List all lines in the material below that contain "Instagram".
═══
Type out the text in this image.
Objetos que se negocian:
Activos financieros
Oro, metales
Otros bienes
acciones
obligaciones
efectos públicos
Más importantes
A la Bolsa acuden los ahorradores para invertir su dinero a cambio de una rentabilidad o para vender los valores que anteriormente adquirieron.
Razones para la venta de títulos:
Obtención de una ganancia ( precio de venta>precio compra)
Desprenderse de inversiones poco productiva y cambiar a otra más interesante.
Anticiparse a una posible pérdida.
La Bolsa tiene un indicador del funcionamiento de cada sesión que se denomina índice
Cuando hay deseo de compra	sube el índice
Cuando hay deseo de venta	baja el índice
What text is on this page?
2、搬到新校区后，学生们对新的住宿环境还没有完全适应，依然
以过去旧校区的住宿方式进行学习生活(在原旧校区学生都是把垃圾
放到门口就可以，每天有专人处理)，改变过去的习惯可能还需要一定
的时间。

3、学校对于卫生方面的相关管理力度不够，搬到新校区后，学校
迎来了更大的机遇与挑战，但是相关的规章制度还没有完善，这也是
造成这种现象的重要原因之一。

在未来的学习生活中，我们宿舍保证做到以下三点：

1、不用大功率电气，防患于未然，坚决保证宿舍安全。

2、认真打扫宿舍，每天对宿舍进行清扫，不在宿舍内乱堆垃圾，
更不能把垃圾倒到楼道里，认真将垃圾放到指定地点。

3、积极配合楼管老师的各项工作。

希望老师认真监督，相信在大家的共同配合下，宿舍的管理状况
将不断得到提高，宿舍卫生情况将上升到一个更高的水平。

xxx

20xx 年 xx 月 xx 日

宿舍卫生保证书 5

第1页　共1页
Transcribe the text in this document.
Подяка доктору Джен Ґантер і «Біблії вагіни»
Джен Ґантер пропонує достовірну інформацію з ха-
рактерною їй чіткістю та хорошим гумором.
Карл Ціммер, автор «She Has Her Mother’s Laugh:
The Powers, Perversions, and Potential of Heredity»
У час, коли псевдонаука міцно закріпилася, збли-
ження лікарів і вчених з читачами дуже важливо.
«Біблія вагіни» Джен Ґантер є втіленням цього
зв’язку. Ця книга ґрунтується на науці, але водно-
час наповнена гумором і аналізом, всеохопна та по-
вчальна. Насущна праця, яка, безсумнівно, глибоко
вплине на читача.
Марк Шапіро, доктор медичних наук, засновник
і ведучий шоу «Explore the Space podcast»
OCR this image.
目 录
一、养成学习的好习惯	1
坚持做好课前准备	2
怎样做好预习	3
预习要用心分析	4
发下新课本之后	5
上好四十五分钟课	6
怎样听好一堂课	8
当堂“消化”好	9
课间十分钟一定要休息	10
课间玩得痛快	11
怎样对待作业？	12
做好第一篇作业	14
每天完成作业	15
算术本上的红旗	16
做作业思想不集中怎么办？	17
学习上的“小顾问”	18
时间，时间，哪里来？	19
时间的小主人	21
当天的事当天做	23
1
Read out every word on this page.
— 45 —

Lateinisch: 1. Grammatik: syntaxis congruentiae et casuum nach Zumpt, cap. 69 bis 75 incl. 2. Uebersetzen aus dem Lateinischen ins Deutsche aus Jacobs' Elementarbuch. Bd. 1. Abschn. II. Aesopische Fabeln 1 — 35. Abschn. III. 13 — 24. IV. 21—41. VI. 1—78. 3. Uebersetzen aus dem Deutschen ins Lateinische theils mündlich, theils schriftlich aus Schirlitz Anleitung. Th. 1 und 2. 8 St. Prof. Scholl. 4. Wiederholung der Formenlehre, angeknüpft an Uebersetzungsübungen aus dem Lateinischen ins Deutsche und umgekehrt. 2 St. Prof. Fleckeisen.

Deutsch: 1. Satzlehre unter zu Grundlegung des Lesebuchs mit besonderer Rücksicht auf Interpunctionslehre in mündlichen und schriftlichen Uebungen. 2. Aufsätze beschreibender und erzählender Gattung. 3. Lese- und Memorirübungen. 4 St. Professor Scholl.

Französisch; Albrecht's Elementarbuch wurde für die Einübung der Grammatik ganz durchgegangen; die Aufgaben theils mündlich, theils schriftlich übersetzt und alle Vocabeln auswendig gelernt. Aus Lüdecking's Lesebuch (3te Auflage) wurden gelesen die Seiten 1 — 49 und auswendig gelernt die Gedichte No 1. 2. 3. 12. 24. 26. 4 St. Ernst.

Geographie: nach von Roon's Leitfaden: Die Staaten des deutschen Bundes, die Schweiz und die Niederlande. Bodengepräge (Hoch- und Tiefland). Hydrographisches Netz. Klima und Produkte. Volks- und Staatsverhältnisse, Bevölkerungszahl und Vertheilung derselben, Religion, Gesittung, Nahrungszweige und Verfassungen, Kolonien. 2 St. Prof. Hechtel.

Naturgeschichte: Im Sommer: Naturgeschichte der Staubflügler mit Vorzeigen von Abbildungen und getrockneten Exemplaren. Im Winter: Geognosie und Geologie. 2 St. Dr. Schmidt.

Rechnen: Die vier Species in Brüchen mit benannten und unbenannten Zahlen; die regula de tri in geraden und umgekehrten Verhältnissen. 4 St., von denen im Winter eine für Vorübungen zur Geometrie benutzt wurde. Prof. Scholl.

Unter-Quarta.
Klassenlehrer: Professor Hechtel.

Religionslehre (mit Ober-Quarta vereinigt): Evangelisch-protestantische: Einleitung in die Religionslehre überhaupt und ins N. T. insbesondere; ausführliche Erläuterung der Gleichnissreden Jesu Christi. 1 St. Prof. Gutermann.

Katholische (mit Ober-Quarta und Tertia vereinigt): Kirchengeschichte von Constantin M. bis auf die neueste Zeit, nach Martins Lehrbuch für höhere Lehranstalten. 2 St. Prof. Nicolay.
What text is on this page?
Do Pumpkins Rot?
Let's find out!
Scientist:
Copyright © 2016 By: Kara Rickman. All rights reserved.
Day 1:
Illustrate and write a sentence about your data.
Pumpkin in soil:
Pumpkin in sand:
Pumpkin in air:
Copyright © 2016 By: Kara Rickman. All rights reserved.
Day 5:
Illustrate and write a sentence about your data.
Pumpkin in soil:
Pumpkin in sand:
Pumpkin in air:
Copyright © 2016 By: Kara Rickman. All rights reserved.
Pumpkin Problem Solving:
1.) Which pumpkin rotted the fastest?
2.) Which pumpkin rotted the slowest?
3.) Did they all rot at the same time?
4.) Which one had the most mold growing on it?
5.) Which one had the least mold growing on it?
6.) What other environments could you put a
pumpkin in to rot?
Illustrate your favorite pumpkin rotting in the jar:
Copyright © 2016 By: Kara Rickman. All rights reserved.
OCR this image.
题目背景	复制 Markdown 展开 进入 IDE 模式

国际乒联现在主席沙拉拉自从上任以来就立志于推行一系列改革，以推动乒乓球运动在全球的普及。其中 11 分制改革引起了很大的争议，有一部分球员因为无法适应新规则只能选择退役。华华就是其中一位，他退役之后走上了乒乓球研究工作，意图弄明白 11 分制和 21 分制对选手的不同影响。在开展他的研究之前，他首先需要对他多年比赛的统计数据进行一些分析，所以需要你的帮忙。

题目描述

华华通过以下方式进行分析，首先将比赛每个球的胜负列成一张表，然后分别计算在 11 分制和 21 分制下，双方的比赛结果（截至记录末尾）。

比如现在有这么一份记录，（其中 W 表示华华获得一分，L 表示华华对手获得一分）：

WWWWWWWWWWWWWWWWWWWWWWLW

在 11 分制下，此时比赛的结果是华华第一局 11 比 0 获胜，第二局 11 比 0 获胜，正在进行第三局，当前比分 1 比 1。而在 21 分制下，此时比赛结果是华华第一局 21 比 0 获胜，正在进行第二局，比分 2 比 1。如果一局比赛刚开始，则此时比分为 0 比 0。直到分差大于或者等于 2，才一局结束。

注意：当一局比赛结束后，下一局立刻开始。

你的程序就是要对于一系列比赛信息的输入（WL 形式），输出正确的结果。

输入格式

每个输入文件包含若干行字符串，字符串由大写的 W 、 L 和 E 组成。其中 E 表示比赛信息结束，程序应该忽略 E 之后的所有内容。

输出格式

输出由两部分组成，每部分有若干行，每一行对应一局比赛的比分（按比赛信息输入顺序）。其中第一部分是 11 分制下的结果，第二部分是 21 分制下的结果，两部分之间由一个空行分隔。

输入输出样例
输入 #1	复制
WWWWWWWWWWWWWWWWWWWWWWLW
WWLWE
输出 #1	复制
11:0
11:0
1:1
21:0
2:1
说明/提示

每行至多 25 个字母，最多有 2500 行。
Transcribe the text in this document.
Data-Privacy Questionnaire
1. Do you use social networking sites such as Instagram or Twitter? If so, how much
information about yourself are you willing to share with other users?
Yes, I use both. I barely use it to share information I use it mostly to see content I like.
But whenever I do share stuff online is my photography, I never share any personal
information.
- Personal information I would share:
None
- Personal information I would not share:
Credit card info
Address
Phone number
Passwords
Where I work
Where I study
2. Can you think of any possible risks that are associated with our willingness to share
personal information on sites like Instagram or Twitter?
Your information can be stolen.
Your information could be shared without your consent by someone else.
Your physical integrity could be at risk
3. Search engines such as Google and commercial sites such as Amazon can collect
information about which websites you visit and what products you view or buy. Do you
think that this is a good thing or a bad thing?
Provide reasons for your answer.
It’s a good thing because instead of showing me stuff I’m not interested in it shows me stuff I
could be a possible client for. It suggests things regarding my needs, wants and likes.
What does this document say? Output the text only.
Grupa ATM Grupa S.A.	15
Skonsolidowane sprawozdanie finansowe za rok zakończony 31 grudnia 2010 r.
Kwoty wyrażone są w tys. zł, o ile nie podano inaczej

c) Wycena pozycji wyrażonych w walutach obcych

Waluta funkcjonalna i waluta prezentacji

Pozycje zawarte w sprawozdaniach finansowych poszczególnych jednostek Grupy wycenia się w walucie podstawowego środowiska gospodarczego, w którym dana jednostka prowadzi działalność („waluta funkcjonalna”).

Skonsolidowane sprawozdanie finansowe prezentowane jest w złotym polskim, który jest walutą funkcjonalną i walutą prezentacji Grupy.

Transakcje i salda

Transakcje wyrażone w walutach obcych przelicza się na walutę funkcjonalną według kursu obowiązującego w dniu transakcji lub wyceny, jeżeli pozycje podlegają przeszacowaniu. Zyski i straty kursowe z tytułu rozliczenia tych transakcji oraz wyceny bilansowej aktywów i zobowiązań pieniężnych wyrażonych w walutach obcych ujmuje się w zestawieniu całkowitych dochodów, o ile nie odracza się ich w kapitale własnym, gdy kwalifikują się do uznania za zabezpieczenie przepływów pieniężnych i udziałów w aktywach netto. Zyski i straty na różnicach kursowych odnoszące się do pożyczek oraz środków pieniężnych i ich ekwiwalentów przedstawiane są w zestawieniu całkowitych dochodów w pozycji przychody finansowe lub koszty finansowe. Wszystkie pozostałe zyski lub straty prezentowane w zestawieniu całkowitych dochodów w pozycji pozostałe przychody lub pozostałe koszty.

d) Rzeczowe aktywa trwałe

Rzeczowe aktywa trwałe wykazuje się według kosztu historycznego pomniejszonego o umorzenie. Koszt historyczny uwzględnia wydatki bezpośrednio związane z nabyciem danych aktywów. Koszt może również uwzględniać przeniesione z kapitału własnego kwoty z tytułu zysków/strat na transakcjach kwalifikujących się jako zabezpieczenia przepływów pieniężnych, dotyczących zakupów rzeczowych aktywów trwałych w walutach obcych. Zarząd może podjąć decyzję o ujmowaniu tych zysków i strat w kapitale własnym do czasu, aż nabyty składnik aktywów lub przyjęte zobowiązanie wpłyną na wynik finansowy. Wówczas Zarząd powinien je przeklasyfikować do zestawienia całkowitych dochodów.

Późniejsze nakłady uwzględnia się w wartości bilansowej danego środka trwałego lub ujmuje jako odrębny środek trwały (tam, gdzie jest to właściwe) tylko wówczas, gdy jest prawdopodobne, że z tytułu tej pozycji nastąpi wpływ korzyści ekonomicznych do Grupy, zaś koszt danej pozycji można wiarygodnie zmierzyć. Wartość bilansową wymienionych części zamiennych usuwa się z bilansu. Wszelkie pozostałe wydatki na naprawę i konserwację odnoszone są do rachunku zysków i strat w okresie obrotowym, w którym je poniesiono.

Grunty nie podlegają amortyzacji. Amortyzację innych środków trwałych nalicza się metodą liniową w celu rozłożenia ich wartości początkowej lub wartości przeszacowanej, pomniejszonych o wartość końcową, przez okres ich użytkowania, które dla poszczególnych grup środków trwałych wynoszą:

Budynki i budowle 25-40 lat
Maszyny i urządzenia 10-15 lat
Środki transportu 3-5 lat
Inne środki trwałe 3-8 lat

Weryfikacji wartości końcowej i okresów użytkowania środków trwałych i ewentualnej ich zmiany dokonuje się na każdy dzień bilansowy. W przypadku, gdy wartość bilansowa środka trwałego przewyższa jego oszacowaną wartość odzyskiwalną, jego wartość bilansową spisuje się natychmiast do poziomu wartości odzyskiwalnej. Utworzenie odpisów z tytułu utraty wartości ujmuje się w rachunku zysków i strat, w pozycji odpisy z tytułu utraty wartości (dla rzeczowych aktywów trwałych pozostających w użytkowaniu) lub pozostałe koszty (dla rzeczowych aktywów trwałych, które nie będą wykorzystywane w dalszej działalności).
═══
:: Completed exercise ::
1. Do you use social networking sites such as Instagram or Twitter? If so, how much
personal information on sites like Instagram or Twitter?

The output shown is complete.